◆ Excerpt to read:
════════════════════
EDIT: I am using an Apple computer.
post #2 of 7
I can't think of anyone who would recommend NOT using it, *IF* you are going to use iTunes to import your music.

But that said, I think most people would probably recommend you use something OTHER than iTunes to do the audio extraction. eg. EAC (Exact Audio Copy)

http://www.exactaudiocopy.de/

combined with Accurate Rip

http://www.accuraterip.com/


iTunes Error Correction is... lacking to say the least. I have used it and STILL found my music had skips in it. Basically if it finds a problem and can't fix it, it seems to carry on. I'd rather it didn't... or at least TOLD ME that there was an unrecoverable problem.

EAC will require a Windows computer. I rip with EAC to WAV and then import the WAV's into iTunes and compress to ALAC (Apple Lossless)... you might even be able to have EAC rip to ALAC, I think there was a free ALAC encoder out there. YMMV with that though.
post #3 of 7
If you're using a Windows machine, I would say rip some cds to hard drive without error correction and decide:
- do you hear any difference or do pops/silences/etc. pop up?
- is the speed of rip with error correction too slow for my tastes?

Then I would just use EAC when archiving a CD to CDR.

If you've got an Apple machine, same speed of rip applies, but if you want to create a cdr for archive backup purposes, I would definitely use error correction unless you can find an EAC equivalent for the Mac.

I've only got a 160 GB hard drive, so I swap out what files I've got ripped in iTunes. If I want to create an archival backup, I use EAC for maximal fidelity.
post #4 of 7
I have ripped many, many CDs in iTunes over the last 2 years without error correction, and never had a single problem... until last week. One album ripped with the same small skip in part of one song every time, but it went away when I enabled error correction. So it's unlikely to make that much of a difference, but you should definitely turn it on. It does slow down the rip a bit, but unless you're ripping directly to WAV, have a slow CD drive, or have an insanely fast processor, the limiting factor is probably the conversion anyway, you shouldn't notice any slowdown.

The big reason people will tell you not to use iTunes for encoding is that its mp3 encoding is sub-par. If you're using a Mac, though, I think there's an iTunes plugin that lets you rip using LAME, which I would suggest. I personally do everything in AAC format, though, as the conversion is fast, and I don't think such a plugin exists for the PC anyway. I like iTunes for ripping and general music organization. (especially now that I know how to drive it with Python scripts when I want to do something complicated...)
════════════════════
◆ Directions: Write out the passage of the forum thread on iTunes error correction starting at "EAC will require" and ending at "a CD to CDR.". Rely only on the forum thread about iTunes error correction.
════════════════════
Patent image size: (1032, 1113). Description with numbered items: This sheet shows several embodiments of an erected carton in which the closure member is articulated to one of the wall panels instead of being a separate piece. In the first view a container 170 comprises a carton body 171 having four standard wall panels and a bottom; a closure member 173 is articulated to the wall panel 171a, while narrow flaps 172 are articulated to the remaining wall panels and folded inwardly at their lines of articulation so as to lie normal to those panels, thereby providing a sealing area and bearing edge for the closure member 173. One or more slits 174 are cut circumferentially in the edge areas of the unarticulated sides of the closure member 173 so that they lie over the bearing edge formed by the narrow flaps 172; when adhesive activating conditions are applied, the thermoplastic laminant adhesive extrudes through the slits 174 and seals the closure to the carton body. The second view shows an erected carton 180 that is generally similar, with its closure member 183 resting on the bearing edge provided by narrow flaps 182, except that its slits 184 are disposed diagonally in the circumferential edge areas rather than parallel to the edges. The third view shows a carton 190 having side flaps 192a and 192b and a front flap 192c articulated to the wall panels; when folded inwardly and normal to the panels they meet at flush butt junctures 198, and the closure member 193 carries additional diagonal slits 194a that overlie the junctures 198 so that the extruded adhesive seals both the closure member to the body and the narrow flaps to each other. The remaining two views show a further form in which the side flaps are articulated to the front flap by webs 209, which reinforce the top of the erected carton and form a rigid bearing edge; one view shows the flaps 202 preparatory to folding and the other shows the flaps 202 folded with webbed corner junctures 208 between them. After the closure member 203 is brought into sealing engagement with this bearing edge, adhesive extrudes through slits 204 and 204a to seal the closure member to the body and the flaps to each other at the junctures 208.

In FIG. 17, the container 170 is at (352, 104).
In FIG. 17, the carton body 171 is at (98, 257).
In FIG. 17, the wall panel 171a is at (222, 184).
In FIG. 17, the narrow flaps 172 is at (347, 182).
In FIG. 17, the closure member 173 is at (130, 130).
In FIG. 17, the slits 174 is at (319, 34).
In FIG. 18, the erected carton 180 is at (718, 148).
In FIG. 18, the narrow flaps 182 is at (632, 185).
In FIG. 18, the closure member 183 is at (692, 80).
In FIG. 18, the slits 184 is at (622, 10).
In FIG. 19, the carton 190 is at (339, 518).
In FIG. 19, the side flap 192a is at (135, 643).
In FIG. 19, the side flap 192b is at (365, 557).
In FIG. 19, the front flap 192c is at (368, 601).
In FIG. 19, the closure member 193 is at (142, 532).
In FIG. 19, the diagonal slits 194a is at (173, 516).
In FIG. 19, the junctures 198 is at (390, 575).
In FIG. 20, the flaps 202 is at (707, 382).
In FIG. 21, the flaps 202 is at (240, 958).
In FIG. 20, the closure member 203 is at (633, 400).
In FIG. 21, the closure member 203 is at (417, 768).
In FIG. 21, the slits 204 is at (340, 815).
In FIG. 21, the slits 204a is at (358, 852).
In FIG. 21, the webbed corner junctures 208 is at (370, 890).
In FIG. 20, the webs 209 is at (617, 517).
════════════════════
◆ Task output:
EAC will require a Windows computer. I rip with EAC to WAV and then import the WAV's into iTunes and compress to ALAC (Apple Lossless)... you might even be able to have EAC rip to ALAC, I think there was a free ALAC encoder out there. YMMV with that though.
post #3 of 7
If you're using a Windows machine, I would say rip some cds to hard drive without error correction and decide:
- do you hear any difference or do pops/silences/etc. pop up?
- is the speed of rip with error correction too slow for my tastes?

Then I would just use EAC when archiving a CD to CDR.